◆ Exercise materials ◆
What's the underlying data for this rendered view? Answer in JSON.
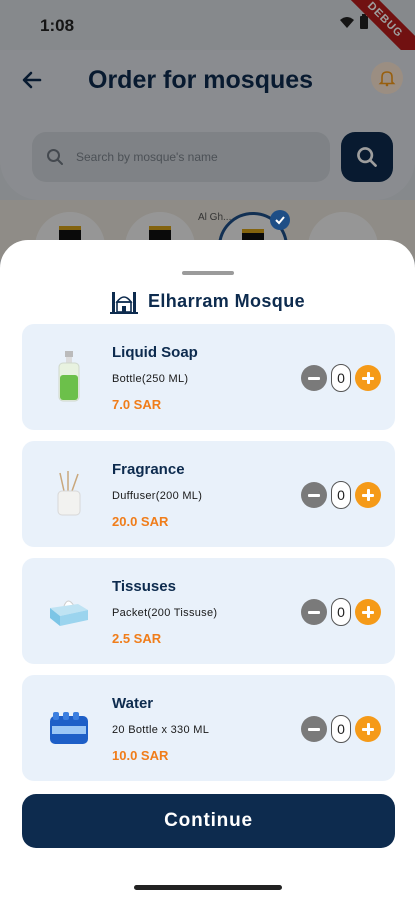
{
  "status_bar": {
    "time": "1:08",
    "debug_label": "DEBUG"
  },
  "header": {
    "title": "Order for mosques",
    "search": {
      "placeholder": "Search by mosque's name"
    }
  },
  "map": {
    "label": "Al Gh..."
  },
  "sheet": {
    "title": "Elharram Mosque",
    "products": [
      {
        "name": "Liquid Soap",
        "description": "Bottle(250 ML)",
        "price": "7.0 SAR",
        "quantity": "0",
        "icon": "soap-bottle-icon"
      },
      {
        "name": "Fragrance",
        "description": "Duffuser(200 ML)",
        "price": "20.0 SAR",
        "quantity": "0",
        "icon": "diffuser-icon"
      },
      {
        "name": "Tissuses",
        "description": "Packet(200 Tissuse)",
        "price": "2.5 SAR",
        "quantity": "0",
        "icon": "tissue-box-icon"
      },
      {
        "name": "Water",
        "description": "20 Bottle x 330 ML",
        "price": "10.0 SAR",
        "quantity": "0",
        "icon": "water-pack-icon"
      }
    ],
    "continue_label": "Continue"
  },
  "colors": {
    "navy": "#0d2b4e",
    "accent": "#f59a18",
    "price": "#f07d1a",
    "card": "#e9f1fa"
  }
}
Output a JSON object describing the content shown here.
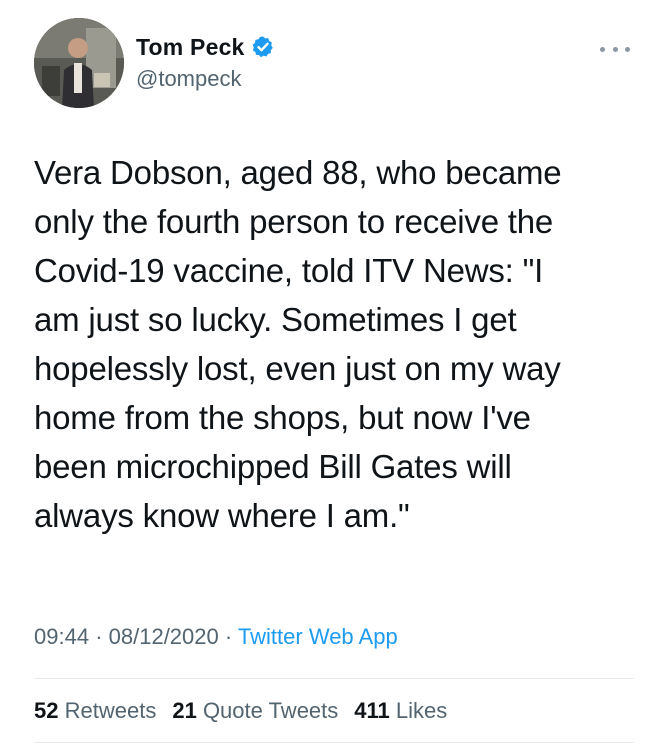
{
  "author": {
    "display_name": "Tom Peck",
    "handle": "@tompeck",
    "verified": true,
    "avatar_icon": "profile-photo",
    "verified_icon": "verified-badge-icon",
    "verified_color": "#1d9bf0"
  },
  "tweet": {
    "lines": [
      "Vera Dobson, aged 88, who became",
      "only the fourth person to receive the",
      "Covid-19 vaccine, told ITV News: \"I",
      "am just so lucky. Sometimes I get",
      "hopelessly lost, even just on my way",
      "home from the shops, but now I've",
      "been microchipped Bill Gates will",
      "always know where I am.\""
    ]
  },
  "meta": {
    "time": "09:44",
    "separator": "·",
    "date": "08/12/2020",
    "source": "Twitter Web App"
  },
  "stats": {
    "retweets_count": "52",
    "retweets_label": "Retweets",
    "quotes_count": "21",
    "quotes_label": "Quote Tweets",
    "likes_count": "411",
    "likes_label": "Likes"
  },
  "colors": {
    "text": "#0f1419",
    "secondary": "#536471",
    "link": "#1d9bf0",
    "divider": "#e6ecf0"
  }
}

◆ Your instructions ◆
Check each line in the records for the word "just" and say how many have it, with nothing else.

◆ Response to this task ◆
2